Prompt
Only lines with the string "title" matter here; gather them from the material below.

Data provided
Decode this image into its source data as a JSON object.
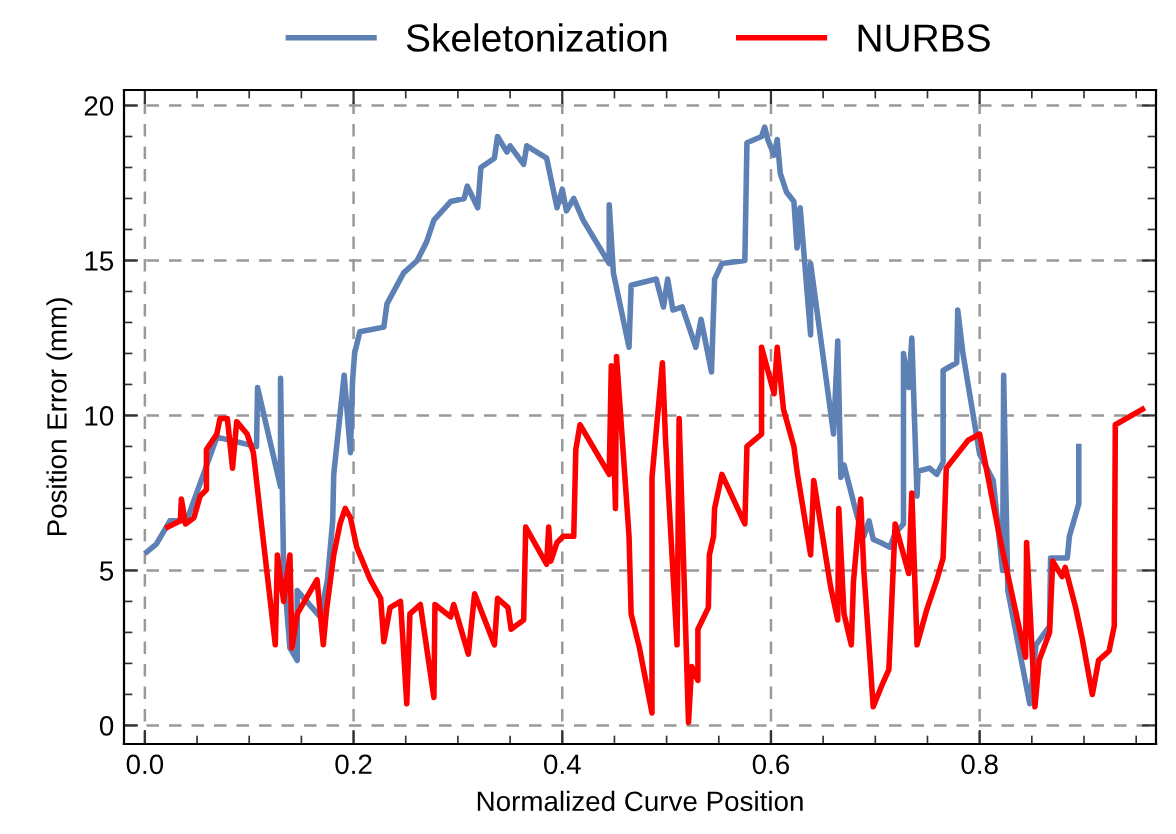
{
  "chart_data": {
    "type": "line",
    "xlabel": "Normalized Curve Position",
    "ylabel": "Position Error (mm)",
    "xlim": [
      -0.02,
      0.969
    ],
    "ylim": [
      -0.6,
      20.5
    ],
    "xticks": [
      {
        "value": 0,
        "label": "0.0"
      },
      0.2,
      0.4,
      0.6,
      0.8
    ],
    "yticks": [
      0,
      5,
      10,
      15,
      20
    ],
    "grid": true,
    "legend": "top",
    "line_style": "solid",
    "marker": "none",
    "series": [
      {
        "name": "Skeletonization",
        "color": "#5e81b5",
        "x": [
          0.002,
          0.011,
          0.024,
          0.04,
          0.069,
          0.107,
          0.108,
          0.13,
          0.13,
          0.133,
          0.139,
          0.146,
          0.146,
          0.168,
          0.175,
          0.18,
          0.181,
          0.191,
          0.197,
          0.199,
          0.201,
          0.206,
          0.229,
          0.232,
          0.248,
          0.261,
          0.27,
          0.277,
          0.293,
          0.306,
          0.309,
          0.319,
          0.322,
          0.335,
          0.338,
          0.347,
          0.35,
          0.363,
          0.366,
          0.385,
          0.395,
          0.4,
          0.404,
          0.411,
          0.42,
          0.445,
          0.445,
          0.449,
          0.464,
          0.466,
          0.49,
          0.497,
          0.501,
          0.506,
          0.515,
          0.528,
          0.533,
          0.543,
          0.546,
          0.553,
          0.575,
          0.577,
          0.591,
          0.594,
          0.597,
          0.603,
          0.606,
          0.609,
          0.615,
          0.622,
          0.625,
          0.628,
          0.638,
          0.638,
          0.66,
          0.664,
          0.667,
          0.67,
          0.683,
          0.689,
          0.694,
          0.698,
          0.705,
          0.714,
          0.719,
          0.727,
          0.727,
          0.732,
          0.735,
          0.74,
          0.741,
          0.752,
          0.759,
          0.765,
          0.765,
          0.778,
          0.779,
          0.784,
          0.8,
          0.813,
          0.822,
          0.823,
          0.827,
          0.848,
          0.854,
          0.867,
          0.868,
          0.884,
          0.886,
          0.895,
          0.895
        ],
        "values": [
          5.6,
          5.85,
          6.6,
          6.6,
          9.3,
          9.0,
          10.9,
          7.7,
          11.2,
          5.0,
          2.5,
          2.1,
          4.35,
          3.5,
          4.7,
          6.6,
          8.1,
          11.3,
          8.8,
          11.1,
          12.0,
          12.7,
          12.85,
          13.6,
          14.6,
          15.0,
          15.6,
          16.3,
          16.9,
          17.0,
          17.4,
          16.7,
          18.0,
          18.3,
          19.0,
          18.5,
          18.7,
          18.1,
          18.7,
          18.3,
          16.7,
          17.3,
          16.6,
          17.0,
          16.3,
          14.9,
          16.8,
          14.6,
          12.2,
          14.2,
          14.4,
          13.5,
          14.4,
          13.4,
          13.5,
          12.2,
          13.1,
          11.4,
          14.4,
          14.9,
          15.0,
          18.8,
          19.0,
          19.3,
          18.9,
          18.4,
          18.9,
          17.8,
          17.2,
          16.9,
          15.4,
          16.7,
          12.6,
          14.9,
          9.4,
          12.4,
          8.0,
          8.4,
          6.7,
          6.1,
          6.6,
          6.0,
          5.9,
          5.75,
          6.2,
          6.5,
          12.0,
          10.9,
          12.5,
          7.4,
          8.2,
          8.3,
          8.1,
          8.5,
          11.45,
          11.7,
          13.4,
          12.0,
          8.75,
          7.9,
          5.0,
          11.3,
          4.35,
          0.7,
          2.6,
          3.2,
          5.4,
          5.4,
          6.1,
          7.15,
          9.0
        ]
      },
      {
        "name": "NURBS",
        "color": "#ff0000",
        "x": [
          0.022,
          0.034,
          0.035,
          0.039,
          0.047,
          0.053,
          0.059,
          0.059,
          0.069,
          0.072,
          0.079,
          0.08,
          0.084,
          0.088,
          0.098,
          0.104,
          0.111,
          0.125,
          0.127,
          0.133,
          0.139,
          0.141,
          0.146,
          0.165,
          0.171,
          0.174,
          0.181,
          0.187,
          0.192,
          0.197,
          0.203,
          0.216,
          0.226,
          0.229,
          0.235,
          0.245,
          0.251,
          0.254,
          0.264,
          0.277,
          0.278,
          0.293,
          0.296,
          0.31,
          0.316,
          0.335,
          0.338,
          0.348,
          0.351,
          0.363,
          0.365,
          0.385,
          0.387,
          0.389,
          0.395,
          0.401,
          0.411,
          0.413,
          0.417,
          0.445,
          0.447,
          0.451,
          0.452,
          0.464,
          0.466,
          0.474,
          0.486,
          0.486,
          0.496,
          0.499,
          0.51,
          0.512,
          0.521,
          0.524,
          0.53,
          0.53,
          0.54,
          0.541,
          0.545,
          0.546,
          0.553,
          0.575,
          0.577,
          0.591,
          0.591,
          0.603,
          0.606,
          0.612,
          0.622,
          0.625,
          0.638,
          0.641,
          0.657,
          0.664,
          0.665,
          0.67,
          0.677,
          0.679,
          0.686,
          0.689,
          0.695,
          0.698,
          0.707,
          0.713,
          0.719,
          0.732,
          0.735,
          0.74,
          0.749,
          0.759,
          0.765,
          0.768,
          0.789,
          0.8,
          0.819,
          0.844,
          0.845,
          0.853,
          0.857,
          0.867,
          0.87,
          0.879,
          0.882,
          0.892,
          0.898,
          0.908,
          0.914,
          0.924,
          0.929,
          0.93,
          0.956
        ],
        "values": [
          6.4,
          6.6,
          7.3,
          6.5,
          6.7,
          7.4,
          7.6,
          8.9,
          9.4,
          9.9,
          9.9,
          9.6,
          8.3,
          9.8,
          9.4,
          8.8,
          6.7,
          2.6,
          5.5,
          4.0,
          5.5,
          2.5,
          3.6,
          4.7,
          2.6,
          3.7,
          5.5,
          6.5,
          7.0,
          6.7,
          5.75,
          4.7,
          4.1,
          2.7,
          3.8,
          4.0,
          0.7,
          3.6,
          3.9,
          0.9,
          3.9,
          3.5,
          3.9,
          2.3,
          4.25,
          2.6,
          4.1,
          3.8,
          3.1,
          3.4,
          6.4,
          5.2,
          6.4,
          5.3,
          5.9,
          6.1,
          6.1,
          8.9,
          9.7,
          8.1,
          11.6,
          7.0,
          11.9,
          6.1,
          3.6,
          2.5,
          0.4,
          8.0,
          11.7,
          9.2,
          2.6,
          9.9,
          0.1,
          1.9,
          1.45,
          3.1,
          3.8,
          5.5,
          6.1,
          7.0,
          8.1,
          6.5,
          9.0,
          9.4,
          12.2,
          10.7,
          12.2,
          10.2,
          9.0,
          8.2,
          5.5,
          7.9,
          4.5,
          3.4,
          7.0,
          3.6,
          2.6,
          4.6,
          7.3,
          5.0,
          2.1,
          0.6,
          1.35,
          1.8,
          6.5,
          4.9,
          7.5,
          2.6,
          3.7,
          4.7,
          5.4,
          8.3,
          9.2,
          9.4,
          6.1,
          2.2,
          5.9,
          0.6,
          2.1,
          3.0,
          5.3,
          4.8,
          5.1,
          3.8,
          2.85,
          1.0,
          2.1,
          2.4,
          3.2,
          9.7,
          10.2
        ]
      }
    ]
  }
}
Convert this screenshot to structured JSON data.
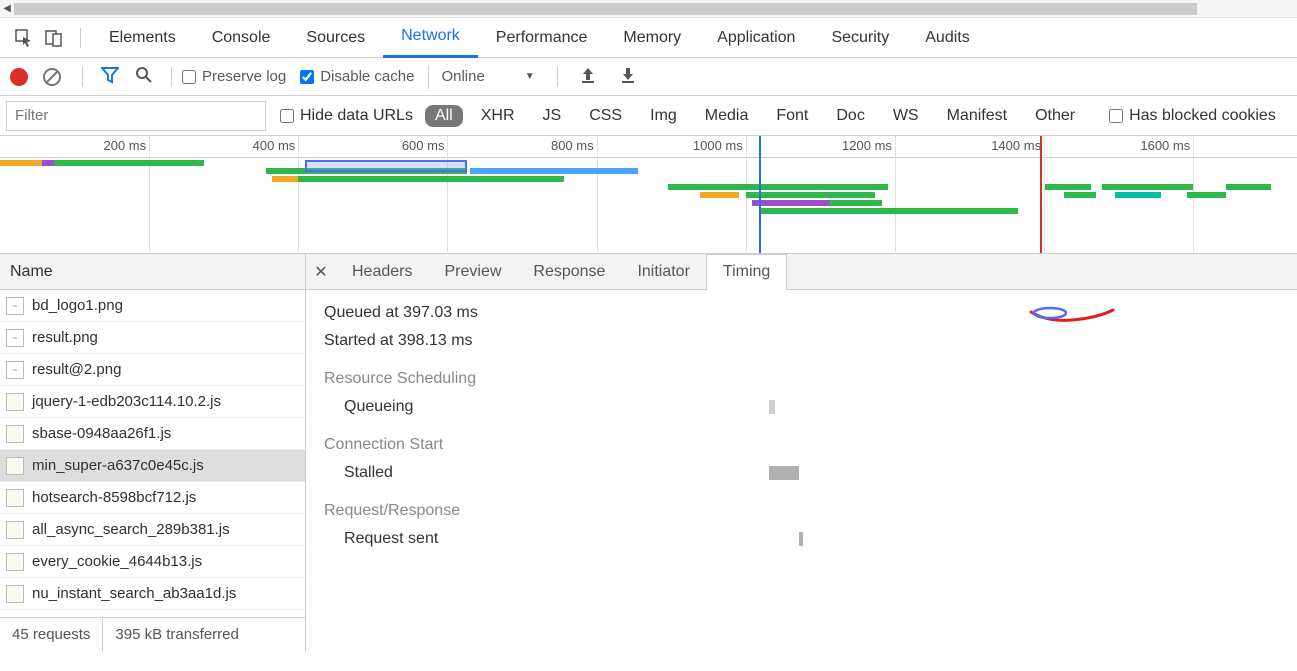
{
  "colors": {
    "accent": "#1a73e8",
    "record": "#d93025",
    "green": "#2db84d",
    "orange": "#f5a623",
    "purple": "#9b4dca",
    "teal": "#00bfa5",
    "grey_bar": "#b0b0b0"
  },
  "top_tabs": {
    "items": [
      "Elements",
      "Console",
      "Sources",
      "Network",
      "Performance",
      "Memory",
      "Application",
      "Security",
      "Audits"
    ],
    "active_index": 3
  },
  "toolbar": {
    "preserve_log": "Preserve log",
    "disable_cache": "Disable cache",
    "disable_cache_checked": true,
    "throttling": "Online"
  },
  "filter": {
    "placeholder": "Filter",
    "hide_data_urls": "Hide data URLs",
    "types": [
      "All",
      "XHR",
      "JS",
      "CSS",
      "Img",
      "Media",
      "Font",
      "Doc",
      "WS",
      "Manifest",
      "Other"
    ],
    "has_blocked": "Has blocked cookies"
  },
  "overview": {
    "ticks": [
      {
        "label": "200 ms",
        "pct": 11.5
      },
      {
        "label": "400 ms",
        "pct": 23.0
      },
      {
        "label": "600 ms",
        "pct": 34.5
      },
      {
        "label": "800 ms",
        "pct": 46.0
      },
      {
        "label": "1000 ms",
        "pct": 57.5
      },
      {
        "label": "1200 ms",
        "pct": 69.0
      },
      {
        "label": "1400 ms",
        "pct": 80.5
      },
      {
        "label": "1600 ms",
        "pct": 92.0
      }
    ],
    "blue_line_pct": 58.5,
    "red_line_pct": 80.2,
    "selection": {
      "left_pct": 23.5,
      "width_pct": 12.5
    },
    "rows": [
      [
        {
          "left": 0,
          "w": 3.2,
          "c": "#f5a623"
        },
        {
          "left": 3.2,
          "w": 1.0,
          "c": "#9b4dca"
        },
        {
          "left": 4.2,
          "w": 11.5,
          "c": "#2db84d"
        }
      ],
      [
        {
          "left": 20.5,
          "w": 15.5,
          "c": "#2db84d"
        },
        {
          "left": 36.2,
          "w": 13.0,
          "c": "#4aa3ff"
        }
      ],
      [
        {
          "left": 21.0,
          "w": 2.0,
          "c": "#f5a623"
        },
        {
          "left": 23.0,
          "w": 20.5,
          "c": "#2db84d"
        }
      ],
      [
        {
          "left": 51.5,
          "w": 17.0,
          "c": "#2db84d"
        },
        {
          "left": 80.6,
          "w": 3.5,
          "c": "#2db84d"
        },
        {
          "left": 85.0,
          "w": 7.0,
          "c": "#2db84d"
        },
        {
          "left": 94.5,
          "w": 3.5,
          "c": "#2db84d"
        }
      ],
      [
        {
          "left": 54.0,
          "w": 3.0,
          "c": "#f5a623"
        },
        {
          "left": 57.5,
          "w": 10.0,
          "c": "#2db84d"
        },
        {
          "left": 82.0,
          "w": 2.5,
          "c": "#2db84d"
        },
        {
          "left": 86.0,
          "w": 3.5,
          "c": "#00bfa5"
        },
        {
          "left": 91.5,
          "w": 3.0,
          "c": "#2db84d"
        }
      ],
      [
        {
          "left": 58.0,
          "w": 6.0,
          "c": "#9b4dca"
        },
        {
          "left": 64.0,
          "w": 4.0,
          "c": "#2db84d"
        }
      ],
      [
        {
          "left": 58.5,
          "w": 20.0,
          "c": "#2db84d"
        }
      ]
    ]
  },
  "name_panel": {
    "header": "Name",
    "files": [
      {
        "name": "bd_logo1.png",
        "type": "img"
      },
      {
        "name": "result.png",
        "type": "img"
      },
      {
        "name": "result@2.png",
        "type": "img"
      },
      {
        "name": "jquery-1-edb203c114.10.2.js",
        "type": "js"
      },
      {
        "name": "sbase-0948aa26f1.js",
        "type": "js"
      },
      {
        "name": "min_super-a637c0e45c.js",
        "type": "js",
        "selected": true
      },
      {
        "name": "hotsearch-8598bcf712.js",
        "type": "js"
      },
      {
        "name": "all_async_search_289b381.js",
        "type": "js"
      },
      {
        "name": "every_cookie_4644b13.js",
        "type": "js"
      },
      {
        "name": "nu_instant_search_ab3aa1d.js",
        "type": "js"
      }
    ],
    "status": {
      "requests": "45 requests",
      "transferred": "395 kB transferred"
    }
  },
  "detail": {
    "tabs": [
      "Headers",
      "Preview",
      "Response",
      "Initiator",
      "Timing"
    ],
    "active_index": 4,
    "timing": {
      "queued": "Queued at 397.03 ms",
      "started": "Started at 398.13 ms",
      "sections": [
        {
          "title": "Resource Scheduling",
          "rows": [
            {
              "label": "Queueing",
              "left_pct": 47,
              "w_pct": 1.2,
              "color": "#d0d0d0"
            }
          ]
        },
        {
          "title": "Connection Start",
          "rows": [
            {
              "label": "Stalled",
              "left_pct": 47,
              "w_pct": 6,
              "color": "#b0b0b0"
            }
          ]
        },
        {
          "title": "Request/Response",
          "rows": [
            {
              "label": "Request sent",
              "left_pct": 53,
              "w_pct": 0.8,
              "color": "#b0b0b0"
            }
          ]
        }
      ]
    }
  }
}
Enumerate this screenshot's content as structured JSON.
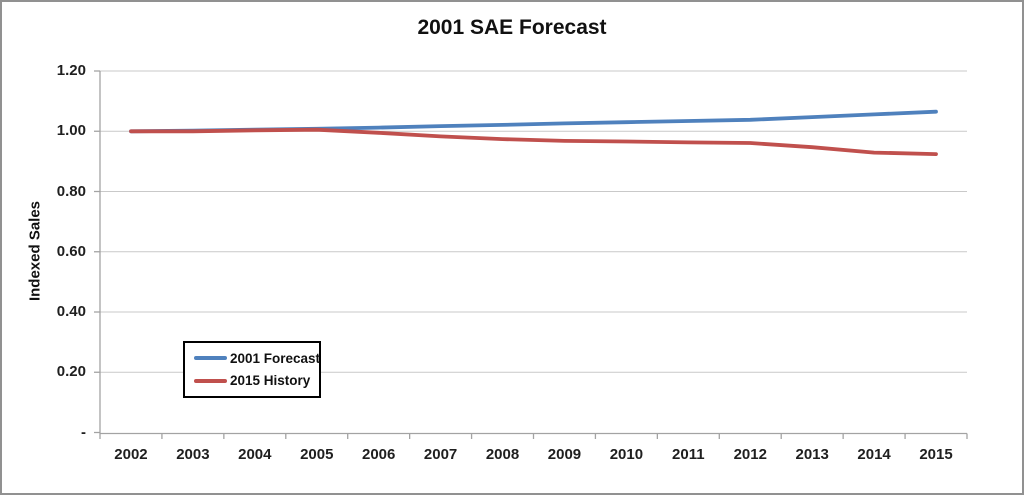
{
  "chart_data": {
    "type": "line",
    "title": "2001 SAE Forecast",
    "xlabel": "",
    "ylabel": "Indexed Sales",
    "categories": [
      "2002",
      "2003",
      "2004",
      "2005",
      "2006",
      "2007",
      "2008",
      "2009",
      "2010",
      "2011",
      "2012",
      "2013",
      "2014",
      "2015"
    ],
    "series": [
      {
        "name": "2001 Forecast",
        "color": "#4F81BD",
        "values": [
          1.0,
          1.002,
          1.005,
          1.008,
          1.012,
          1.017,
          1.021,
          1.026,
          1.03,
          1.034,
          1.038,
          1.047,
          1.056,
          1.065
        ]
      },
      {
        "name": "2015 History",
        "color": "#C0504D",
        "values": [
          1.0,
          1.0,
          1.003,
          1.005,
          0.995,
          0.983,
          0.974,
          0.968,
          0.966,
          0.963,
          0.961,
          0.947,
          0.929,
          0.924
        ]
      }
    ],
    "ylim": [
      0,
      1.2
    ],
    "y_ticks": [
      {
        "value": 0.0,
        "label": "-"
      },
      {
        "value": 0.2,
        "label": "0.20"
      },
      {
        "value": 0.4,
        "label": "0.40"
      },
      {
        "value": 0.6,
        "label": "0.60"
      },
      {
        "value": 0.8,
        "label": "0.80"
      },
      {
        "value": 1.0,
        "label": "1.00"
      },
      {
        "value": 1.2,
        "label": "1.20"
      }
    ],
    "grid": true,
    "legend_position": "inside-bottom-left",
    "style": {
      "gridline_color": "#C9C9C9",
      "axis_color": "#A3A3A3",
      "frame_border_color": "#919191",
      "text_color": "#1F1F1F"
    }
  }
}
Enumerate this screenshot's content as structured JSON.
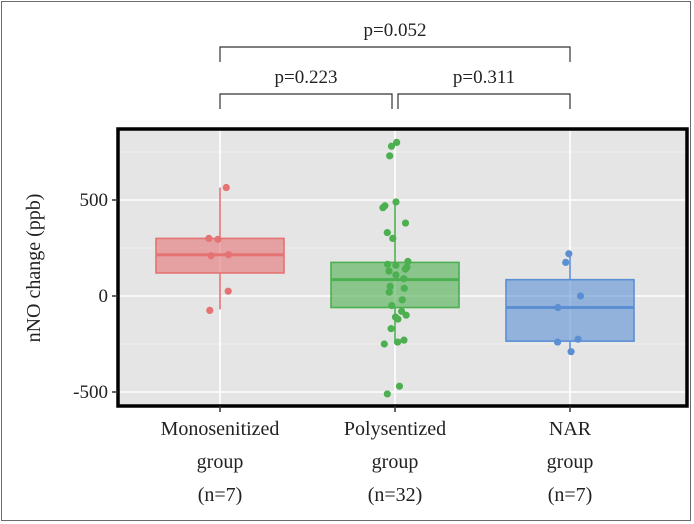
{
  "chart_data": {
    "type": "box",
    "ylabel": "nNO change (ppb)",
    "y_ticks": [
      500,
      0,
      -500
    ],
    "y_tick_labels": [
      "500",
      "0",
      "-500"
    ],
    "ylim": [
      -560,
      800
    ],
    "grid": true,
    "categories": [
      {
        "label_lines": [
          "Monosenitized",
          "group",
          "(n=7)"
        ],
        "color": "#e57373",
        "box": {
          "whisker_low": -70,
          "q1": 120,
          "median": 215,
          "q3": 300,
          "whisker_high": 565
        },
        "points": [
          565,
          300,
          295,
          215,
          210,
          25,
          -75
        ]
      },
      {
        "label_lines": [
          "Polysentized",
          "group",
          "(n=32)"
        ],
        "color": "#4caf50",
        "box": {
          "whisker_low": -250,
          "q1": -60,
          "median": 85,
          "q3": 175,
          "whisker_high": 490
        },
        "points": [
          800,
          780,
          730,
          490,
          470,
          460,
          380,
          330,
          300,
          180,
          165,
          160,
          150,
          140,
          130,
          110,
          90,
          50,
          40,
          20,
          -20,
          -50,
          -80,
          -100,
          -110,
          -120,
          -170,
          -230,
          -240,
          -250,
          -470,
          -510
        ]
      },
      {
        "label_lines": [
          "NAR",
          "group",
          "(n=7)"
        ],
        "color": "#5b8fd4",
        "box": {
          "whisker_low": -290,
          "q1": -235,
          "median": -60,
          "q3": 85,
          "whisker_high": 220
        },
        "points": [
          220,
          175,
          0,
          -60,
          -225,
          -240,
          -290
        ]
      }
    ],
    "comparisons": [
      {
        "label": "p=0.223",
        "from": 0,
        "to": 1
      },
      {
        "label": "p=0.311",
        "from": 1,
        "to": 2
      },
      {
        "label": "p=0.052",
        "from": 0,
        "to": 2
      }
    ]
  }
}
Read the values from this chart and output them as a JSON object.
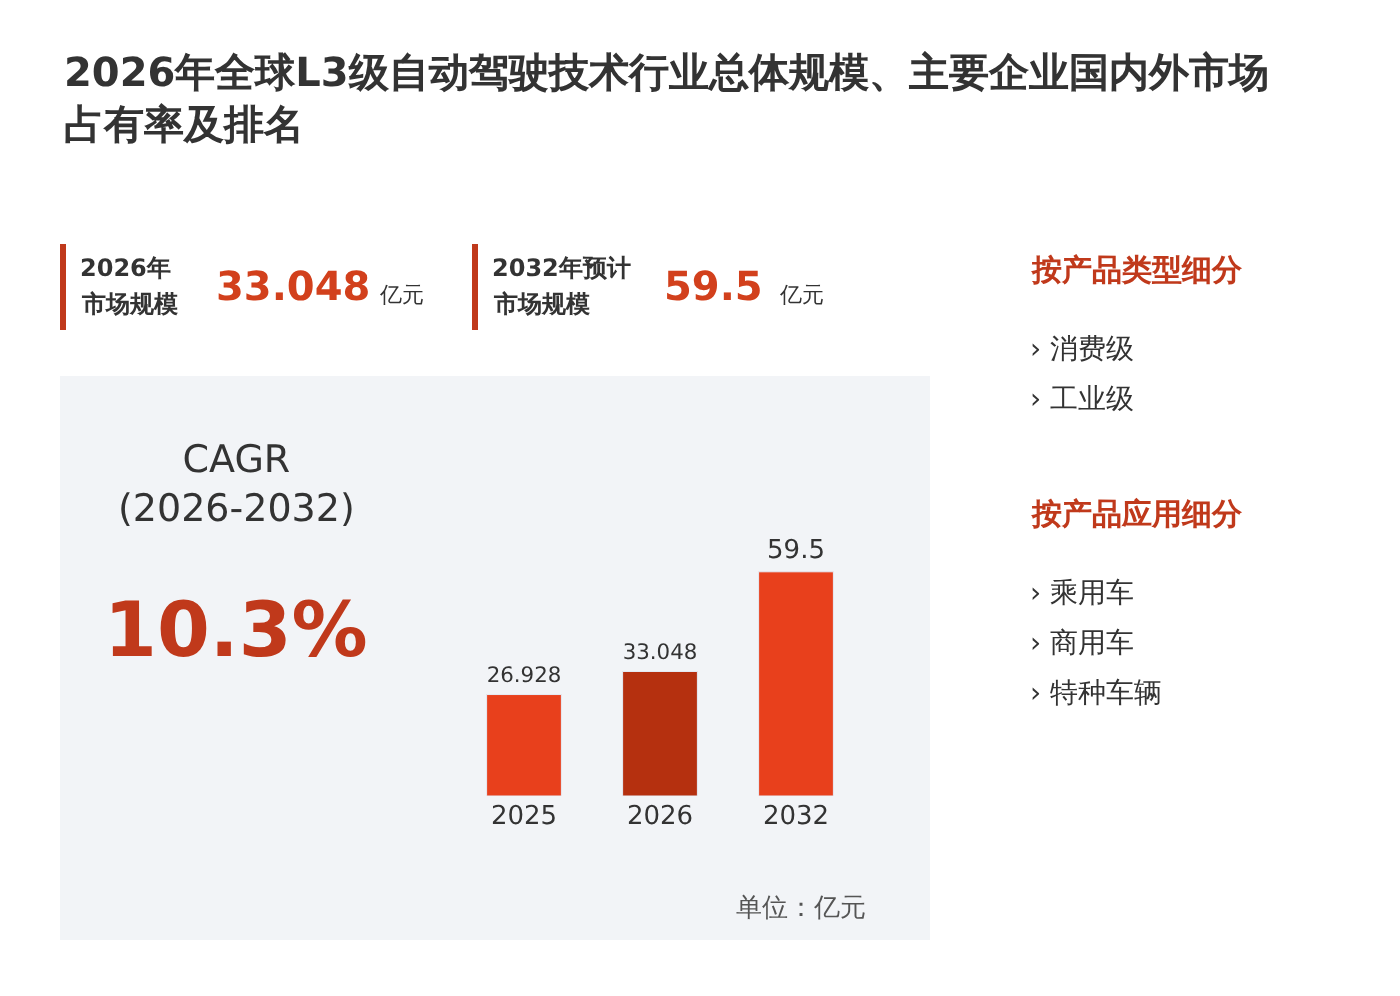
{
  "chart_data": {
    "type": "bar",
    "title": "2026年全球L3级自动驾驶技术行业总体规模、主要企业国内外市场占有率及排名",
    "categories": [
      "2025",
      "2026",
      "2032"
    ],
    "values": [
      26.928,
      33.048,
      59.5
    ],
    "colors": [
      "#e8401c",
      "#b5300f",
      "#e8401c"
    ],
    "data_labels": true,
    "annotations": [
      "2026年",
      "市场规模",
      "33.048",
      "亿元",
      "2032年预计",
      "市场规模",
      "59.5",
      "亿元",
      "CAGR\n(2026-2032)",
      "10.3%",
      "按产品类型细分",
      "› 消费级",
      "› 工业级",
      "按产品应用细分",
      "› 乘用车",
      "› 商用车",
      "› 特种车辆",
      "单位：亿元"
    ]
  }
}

Solved problem
          "title": "Resource Scheduling",
          "title": "Connection Start",
          "title": "Request/Response",
    "title": "2001 SAE Forecast",
    "title": "2026年全球L3级自动驾驶技术行业总体规模、主要企业国内外市场占有率及排名",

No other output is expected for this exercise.